> Challenge:
Below is a listing. Gather each line of it that contains "Muertos".

> Data tied to figure images:
= = = =
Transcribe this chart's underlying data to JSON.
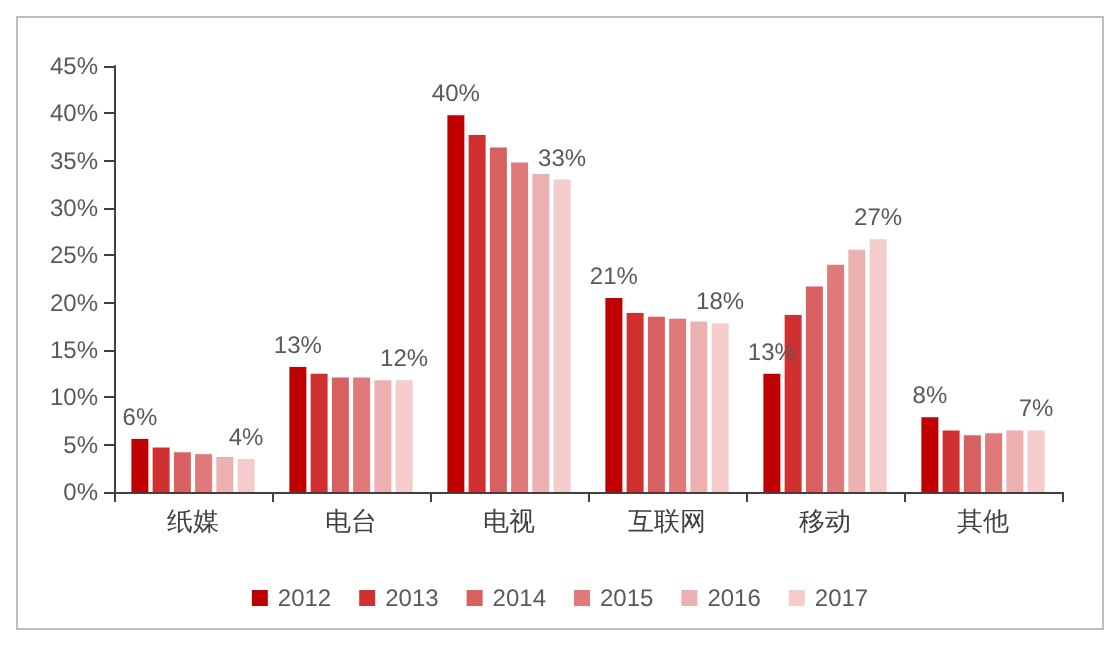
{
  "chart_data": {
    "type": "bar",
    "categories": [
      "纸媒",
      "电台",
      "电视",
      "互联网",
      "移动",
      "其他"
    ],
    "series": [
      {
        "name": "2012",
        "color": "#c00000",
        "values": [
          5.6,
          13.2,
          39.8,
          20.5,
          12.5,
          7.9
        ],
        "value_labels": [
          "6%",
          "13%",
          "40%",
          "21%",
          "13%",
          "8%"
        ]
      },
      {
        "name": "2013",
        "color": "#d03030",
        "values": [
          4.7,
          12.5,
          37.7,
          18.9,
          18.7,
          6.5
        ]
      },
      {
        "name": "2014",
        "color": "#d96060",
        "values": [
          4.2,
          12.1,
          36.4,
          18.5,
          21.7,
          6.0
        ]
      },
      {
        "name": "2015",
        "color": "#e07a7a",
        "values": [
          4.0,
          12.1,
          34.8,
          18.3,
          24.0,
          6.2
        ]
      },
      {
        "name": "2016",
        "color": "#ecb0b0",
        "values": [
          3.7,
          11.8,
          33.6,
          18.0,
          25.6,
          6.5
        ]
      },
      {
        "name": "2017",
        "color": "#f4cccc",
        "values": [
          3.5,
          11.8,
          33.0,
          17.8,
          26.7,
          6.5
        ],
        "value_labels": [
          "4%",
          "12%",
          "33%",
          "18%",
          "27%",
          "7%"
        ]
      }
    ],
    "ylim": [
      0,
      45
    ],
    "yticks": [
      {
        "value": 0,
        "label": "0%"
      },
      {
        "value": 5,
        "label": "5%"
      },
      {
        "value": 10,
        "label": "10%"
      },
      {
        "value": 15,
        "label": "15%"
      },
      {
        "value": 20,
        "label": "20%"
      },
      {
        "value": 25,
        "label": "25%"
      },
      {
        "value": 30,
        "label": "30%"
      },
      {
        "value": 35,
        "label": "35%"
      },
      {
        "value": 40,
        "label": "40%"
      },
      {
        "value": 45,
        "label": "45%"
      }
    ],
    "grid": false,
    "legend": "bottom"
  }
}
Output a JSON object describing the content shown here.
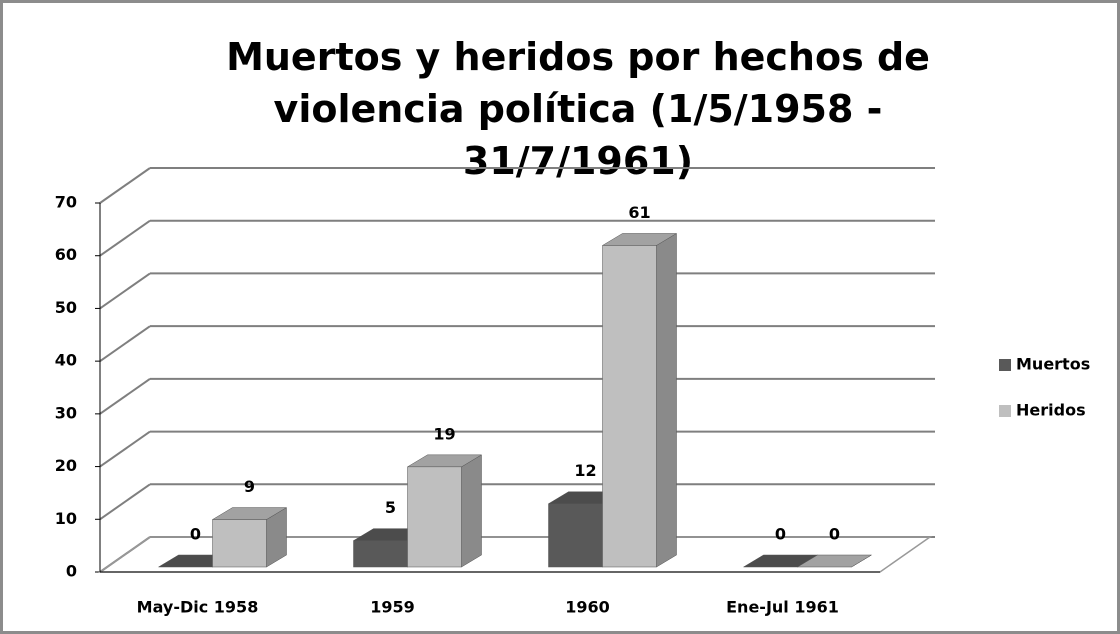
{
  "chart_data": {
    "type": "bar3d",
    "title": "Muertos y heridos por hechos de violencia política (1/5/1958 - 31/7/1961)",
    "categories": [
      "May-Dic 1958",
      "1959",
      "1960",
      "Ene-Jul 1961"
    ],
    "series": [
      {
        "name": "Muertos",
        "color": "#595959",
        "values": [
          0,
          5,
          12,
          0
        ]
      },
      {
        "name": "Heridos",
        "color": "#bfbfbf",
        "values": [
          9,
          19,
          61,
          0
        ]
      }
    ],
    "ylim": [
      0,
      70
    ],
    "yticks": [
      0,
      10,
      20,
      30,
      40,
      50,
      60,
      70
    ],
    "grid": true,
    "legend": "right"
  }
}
= = = =
> Written solution:
    "title": "Muertos y heridos por hechos de violencia política (1/5/1958 - 31/7/1961)",
        "name": "Muertos",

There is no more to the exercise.